### [Ziel]
Überführe sämtliche Daten in eine Markdown-Tabelle mit den Spalten „Nr.“ für eine fortlaufende Nummer und „Eintrag“ für die jeweilige Zeile. Lass dabei Leerzeilen weg.

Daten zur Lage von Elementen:
§ §
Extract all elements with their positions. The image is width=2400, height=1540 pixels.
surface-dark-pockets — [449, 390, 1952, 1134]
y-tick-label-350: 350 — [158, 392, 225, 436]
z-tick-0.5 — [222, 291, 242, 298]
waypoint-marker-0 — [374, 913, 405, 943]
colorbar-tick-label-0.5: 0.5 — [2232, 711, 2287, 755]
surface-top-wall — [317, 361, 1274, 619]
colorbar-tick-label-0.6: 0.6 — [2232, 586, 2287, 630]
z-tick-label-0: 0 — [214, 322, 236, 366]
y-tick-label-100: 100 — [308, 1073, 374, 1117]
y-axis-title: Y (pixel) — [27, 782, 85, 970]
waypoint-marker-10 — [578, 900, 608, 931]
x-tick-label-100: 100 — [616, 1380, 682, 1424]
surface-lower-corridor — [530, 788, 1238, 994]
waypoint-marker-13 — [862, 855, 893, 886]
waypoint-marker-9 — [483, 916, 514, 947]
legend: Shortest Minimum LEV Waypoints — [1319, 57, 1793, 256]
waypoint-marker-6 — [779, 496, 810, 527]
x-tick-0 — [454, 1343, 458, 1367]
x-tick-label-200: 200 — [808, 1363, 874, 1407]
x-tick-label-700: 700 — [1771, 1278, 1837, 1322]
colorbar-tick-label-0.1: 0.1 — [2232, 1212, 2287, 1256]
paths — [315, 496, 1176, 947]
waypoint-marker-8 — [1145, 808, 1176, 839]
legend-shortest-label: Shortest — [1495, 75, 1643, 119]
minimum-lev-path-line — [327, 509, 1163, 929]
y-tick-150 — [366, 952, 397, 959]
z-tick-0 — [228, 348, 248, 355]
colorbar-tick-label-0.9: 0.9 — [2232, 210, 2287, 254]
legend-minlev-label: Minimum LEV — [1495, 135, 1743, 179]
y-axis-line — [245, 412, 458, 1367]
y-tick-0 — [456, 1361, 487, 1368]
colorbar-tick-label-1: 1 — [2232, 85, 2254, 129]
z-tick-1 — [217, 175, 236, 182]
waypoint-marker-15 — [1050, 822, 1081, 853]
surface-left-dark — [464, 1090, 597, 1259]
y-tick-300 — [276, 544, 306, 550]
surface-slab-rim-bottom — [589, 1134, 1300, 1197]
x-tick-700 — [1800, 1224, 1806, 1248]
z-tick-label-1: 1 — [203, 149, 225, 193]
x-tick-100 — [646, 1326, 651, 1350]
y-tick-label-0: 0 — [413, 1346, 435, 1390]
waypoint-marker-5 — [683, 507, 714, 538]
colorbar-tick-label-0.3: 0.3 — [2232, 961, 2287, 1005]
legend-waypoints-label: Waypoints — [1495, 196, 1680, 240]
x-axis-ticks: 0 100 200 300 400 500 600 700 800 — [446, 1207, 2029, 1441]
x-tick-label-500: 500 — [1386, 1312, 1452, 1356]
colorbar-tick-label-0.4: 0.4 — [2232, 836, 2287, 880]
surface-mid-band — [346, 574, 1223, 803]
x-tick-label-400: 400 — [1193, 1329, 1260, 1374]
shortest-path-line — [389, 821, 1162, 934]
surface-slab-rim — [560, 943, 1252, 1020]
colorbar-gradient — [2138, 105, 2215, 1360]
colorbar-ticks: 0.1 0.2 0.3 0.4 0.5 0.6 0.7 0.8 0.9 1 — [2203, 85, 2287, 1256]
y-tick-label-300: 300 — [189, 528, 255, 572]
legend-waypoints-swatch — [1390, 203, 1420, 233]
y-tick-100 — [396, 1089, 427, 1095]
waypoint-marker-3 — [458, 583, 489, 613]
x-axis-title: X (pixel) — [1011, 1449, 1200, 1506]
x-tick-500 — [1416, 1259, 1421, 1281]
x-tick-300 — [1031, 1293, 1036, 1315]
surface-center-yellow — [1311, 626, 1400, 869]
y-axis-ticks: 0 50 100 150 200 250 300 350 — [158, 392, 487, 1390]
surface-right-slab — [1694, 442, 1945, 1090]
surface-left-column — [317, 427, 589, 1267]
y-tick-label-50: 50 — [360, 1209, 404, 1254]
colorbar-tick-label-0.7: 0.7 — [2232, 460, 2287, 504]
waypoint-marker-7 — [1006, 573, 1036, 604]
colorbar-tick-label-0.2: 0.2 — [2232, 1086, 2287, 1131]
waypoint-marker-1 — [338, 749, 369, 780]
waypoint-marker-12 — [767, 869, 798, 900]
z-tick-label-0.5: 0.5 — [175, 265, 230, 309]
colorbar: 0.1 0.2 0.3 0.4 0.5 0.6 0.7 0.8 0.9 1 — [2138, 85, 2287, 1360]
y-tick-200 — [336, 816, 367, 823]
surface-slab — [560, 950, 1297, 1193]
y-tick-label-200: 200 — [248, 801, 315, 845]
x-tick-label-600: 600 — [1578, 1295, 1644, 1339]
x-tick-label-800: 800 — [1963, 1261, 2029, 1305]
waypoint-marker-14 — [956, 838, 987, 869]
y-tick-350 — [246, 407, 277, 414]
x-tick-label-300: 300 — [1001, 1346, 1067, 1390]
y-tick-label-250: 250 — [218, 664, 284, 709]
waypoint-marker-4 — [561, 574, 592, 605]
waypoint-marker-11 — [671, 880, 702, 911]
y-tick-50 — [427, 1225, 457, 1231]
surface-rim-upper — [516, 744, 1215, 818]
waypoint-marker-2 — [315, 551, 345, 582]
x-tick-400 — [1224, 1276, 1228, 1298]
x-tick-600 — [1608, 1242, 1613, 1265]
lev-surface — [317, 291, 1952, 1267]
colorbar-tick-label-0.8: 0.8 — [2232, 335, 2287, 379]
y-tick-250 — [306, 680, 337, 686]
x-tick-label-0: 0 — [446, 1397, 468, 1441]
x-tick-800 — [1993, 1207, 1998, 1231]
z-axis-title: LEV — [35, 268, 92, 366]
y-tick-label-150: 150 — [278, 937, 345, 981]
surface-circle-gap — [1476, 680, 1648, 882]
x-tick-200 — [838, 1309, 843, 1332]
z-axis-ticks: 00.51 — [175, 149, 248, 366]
§ §
### [Übungsergebnis]
| Nr. | Eintrag |
|---|---|
| 1 | Extract all elements with their positions. The image is width=2400, height=1540 pixels. |
| 2 | surface-dark-pockets — [449, 390, 1952, 1134] |
| 3 | y-tick-label-350: 350 — [158, 392, 225, 436] |
| 4 | z-tick-0.5 — [222, 291, 242, 298] |
| 5 | waypoint-marker-0 — [374, 913, 405, 943] |
| 6 | colorbar-tick-label-0.5: 0.5 — [2232, 711, 2287, 755] |
| 7 | surface-top-wall — [317, 361, 1274, 619] |
| 8 | colorbar-tick-label-0.6: 0.6 — [2232, 586, 2287, 630] |
| 9 | z-tick-label-0: 0 — [214, 322, 236, 366] |
| 10 | y-tick-label-100: 100 — [308, 1073, 374, 1117] |
| 11 | y-axis-title: Y (pixel) — [27, 782, 85, 970] |
| 12 | waypoint-marker-10 — [578, 900, 608, 931] |
| 13 | x-tick-label-100: 100 — [616, 1380, 682, 1424] |
| 14 | surface-lower-corridor — [530, 788, 1238, 994] |
| 15 | waypoint-marker-13 — [862, 855, 893, 886] |
| 16 | waypoint-marker-9 — [483, 916, 514, 947] |
| 17 | legend: Shortest Minimum LEV Waypoints — [1319, 57, 1793, 256] |
| 18 | waypoint-marker-6 — [779, 496, 810, 527] |
| 19 | x-tick-0 — [454, 1343, 458, 1367] |
| 20 | x-tick-label-200: 200 — [808, 1363, 874, 1407] |
| 21 | x-tick-label-700: 700 — [1771, 1278, 1837, 1322] |
| 22 | colorbar-tick-label-0.1: 0.1 — [2232, 1212, 2287, 1256] |
| 23 | paths — [315, 496, 1176, 947] |
| 24 | waypoint-marker-8 — [1145, 808, 1176, 839] |
| 25 | legend-shortest-label: Shortest — [1495, 75, 1643, 119] |
| 26 | minimum-lev-path-line — [327, 509, 1163, 929] |
| 27 | y-tick-150 — [366, 952, 397, 959] |
| 28 | z-tick-0 — [228, 348, 248, 355] |
| 29 | colorbar-tick-label-0.9: 0.9 — [2232, 210, 2287, 254] |
| 30 | legend-minlev-label: Minimum LEV — [1495, 135, 1743, 179] |
| 31 | y-axis-line — [245, 412, 458, 1367] |
| 32 | y-tick-0 — [456, 1361, 487, 1368] |
| 33 | colorbar-tick-label-1: 1 — [2232, 85, 2254, 129] |
| 34 | z-tick-1 — [217, 175, 236, 182] |
| 35 | waypoint-marker-15 — [1050, 822, 1081, 853] |
| 36 | surface-left-dark — [464, 1090, 597, 1259] |
| 37 | y-tick-300 — [276, 544, 306, 550] |
| 38 | surface-slab-rim-bottom — [589, 1134, 1300, 1197] |
| 39 | x-tick-700 — [1800, 1224, 1806, 1248] |
| 40 | z-tick-label-1: 1 — [203, 149, 225, 193] |
| 41 | x-tick-100 — [646, 1326, 651, 1350] |
| 42 | y-tick-label-0: 0 — [413, 1346, 435, 1390] |
| 43 | waypoint-marker-5 — [683, 507, 714, 538] |
| 44 | colorbar-tick-label-0.3: 0.3 — [2232, 961, 2287, 1005] |
| 45 | legend-waypoints-label: Waypoints — [1495, 196, 1680, 240] |
| 46 | x-axis-ticks: 0 100 200 300 400 500 600 700 800 — [446, 1207, 2029, 1441] |
| 47 | x-tick-label-500: 500 — [1386, 1312, 1452, 1356] |
| 48 | colorbar-tick-label-0.4: 0.4 — [2232, 836, 2287, 880] |
| 49 | surface-mid-band — [346, 574, 1223, 803] |
| 50 | x-tick-label-400: 400 — [1193, 1329, 1260, 1374] |
| 51 | shortest-path-line — [389, 821, 1162, 934] |
| 52 | surface-slab-rim — [560, 943, 1252, 1020] |
| 53 | colorbar-gradient — [2138, 105, 2215, 1360] |
| 54 | colorbar-ticks: 0.1 0.2 0.3 0.4 0.5 0.6 0.7 0.8 0.9 1 — [2203, 85, 2287, 1256] |
| 55 | y-tick-label-300: 300 — [189, 528, 255, 572] |
| 56 | legend-waypoints-swatch — [1390, 203, 1420, 233] |
| 57 | y-tick-100 — [396, 1089, 427, 1095] |
| 58 | waypoint-marker-3 — [458, 583, 489, 613] |
| 59 | x-axis-title: X (pixel) — [1011, 1449, 1200, 1506] |
| 60 | x-tick-500 — [1416, 1259, 1421, 1281] |
| 61 | x-tick-300 — [1031, 1293, 1036, 1315] |
| 62 | surface-center-yellow — [1311, 626, 1400, 869] |
| 63 | y-axis-ticks: 0 50 100 150 200 250 300 350 — [158, 392, 487, 1390] |
| 64 | surface-right-slab — [1694, 442, 1945, 1090] |
| 65 | surface-left-column — [317, 427, 589, 1267] |
| 66 | y-tick-label-50: 50 — [360, 1209, 404, 1254] |
| 67 | colorbar-tick-label-0.7: 0.7 — [2232, 460, 2287, 504] |
| 68 | waypoint-marker-7 — [1006, 573, 1036, 604] |
| 69 | colorbar-tick-label-0.2: 0.2 — [2232, 1086, 2287, 1131] |
| 70 | waypoint-marker-1 — [338, 749, 369, 780] |
| 71 | waypoint-marker-12 — [767, 869, 798, 900] |
| 72 | z-tick-label-0.5: 0.5 — [175, 265, 230, 309] |
| 73 | colorbar: 0.1 0.2 0.3 0.4 0.5 0.6 0.7 0.8 0.9 1 — [2138, 85, 2287, 1360] |
| 74 | y-tick-200 — [336, 816, 367, 823] |
| 75 | surface-slab — [560, 950, 1297, 1193] |
| 76 | y-tick-label-200: 200 — [248, 801, 315, 845] |
| 77 | x-tick-label-600: 600 — [1578, 1295, 1644, 1339] |
| 78 | x-tick-label-800: 800 — [1963, 1261, 2029, 1305] |
| 79 | waypoint-marker-14 — [956, 838, 987, 869] |
| 80 | y-tick-350 — [246, 407, 277, 414] |
| 81 | x-tick-label-300: 300 — [1001, 1346, 1067, 1390] |
| 82 | y-tick-label-250: 250 — [218, 664, 284, 709] |
| 83 | waypoint-marker-4 — [561, 574, 592, 605] |
| 84 | waypoint-marker-11 — [671, 880, 702, 911] |
| 85 | y-tick-50 — [427, 1225, 457, 1231] |
| 86 | surface-rim-upper — [516, 744, 1215, 818] |
| 87 | waypoint-marker-2 — [315, 551, 345, 582] |
| 88 | x-tick-400 — [1224, 1276, 1228, 1298] |
| 89 | x-tick-600 — [1608, 1242, 1613, 1265] |
| 90 | lev-surface — [317, 291, 1952, 1267] |
| 91 | colorbar-tick-label-0.8: 0.8 — [2232, 335, 2287, 379] |
| 92 | y-tick-250 — [306, 680, 337, 686] |
| 93 | x-tick-label-0: 0 — [446, 1397, 468, 1441] |
| 94 | x-tick-800 — [1993, 1207, 1998, 1231] |
| 95 | z-axis-title: LEV — [35, 268, 92, 366] |
| 96 | y-tick-label-150: 150 — [278, 937, 345, 981] |
| 97 | surface-circle-gap — [1476, 680, 1648, 882] |
| 98 | x-tick-200 — [838, 1309, 843, 1332] |
| 99 | z-axis-ticks: 00.51 — [175, 149, 248, 366] |